Exercise input:
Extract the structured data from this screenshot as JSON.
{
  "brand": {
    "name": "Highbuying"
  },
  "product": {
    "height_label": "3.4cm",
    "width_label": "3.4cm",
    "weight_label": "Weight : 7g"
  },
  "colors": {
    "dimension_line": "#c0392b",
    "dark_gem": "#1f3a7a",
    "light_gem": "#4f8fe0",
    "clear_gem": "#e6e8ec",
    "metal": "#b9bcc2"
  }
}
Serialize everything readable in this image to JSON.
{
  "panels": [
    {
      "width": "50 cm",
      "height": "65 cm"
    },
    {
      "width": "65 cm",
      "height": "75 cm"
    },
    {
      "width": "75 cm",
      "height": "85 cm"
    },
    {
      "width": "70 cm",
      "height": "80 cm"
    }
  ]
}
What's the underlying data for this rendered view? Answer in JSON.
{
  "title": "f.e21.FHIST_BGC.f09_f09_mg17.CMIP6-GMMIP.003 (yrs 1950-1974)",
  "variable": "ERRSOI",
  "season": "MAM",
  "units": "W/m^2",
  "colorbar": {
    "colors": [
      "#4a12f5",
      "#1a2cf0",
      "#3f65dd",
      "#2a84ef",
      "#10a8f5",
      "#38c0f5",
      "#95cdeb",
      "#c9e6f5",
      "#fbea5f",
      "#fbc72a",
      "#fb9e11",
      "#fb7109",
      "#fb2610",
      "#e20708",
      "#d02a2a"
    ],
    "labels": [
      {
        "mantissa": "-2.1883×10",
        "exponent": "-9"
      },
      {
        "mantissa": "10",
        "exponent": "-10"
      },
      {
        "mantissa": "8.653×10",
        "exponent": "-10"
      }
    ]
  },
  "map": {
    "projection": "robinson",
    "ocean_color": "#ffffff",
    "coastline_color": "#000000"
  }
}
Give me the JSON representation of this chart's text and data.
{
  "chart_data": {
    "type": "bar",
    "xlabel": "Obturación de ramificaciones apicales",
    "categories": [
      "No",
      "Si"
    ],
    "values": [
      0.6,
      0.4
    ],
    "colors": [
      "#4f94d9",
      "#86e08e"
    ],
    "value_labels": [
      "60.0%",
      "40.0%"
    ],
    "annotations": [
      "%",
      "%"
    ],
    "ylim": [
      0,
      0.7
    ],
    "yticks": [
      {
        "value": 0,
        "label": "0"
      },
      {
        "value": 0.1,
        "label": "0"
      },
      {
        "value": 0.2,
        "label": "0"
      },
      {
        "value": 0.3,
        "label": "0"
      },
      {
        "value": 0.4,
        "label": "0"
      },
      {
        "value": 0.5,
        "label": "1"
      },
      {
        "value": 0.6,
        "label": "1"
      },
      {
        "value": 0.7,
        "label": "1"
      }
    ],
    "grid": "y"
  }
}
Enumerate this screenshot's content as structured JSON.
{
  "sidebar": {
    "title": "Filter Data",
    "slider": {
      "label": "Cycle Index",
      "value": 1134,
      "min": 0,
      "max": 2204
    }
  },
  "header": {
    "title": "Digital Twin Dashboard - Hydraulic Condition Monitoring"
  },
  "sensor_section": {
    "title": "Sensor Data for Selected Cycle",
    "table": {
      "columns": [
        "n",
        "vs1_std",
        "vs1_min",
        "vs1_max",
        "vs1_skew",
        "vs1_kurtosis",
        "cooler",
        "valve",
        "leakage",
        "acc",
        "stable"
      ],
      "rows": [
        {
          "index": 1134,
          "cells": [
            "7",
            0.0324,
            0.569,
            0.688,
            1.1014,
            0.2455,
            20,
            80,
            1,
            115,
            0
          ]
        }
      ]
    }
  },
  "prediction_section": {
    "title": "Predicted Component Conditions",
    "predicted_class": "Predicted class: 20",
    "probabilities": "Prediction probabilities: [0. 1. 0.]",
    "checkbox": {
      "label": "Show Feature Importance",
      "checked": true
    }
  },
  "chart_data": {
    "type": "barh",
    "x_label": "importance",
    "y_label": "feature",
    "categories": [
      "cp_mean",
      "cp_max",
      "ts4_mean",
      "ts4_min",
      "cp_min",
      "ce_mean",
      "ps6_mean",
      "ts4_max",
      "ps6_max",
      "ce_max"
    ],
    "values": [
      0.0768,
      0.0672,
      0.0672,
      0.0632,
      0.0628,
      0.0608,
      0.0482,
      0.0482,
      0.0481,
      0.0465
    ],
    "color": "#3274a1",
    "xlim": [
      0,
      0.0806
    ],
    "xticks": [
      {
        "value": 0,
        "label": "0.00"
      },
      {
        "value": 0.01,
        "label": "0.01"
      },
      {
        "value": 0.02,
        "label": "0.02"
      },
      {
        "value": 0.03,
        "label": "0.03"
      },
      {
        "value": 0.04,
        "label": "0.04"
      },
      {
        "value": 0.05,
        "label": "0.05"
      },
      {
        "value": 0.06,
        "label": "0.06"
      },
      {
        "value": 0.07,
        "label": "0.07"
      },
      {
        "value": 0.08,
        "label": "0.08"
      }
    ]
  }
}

What the task asks: Your task is to retype all the records above with nothing left out.

Reply to the task:
Extract the structured data from this screenshot as JSON.
{
  "brand": {
    "name": "Highbuying"
  },
  "product": {
    "height_label": "3.4cm",
    "width_label": "3.4cm",
    "weight_label": "Weight : 7g"
  },
  "colors": {
    "dimension_line": "#c0392b",
    "dark_gem": "#1f3a7a",
    "light_gem": "#4f8fe0",
    "clear_gem": "#e6e8ec",
    "metal": "#b9bcc2"
  }
}
Serialize everything readable in this image to JSON.
{
  "panels": [
    {
      "width": "50 cm",
      "height": "65 cm"
    },
    {
      "width": "65 cm",
      "height": "75 cm"
    },
    {
      "width": "75 cm",
      "height": "85 cm"
    },
    {
      "width": "70 cm",
      "height": "80 cm"
    }
  ]
}
What's the underlying data for this rendered view? Answer in JSON.
{
  "title": "f.e21.FHIST_BGC.f09_f09_mg17.CMIP6-GMMIP.003 (yrs 1950-1974)",
  "variable": "ERRSOI",
  "season": "MAM",
  "units": "W/m^2",
  "colorbar": {
    "colors": [
      "#4a12f5",
      "#1a2cf0",
      "#3f65dd",
      "#2a84ef",
      "#10a8f5",
      "#38c0f5",
      "#95cdeb",
      "#c9e6f5",
      "#fbea5f",
      "#fbc72a",
      "#fb9e11",
      "#fb7109",
      "#fb2610",
      "#e20708",
      "#d02a2a"
    ],
    "labels": [
      {
        "mantissa": "-2.1883×10",
        "exponent": "-9"
      },
      {
        "mantissa": "10",
        "exponent": "-10"
      },
      {
        "mantissa": "8.653×10",
        "exponent": "-10"
      }
    ]
  },
  "map": {
    "projection": "robinson",
    "ocean_color": "#ffffff",
    "coastline_color": "#000000"
  }
}
Give me the JSON representation of this chart's text and data.
{
  "chart_data": {
    "type": "bar",
    "xlabel": "Obturación de ramificaciones apicales",
    "categories": [
      "No",
      "Si"
    ],
    "values": [
      0.6,
      0.4
    ],
    "colors": [
      "#4f94d9",
      "#86e08e"
    ],
    "value_labels": [
      "60.0%",
      "40.0%"
    ],
    "annotations": [
      "%",
      "%"
    ],
    "ylim": [
      0,
      0.7
    ],
    "yticks": [
      {
        "value": 0,
        "label": "0"
      },
      {
        "value": 0.1,
        "label": "0"
      },
      {
        "value": 0.2,
        "label": "0"
      },
      {
        "value": 0.3,
        "label": "0"
      },
      {
        "value": 0.4,
        "label": "0"
      },
      {
        "value": 0.5,
        "label": "1"
      },
      {
        "value": 0.6,
        "label": "1"
      },
      {
        "value": 0.7,
        "label": "1"
      }
    ],
    "grid": "y"
  }
}
Enumerate this screenshot's content as structured JSON.
{
  "sidebar": {
    "title": "Filter Data",
    "slider": {
      "label": "Cycle Index",
      "value": 1134,
      "min": 0,
      "max": 2204
    }
  },
  "header": {
    "title": "Digital Twin Dashboard - Hydraulic Condition Monitoring"
  },
  "sensor_section": {
    "title": "Sensor Data for Selected Cycle",
    "table": {
      "columns": [
        "n",
        "vs1_std",
        "vs1_min",
        "vs1_max",
        "vs1_skew",
        "vs1_kurtosis",
        "cooler",
        "valve",
        "leakage",
        "acc",
        "stable"
      ],
      "rows": [
        {
          "index": 1134,
          "cells": [
            "7",
            0.0324,
            0.569,
            0.688,
            1.1014,
            0.2455,
            20,
            80,
            1,
            115,
            0
          ]
        }
      ]
    }
  },
  "prediction_section": {
    "title": "Predicted Component Conditions",
    "predicted_class": "Predicted class: 20",
    "probabilities": "Prediction probabilities: [0. 1. 0.]",
    "checkbox": {
      "label": "Show Feature Importance",
      "checked": true
    }
  },
  "chart_data": {
    "type": "barh",
    "x_label": "importance",
    "y_label": "feature",
    "categories": [
      "cp_mean",
      "cp_max",
      "ts4_mean",
      "ts4_min",
      "cp_min",
      "ce_mean",
      "ps6_mean",
      "ts4_max",
      "ps6_max",
      "ce_max"
    ],
    "values": [
      0.0768,
      0.0672,
      0.0672,
      0.0632,
      0.0628,
      0.0608,
      0.0482,
      0.0482,
      0.0481,
      0.0465
    ],
    "color": "#3274a1",
    "xlim": [
      0,
      0.0806
    ],
    "xticks": [
      {
        "value": 0,
        "label": "0.00"
      },
      {
        "value": 0.01,
        "label": "0.01"
      },
      {
        "value": 0.02,
        "label": "0.02"
      },
      {
        "value": 0.03,
        "label": "0.03"
      },
      {
        "value": 0.04,
        "label": "0.04"
      },
      {
        "value": 0.05,
        "label": "0.05"
      },
      {
        "value": 0.06,
        "label": "0.06"
      },
      {
        "value": 0.07,
        "label": "0.07"
      },
      {
        "value": 0.08,
        "label": "0.08"
      }
    ]
  }
}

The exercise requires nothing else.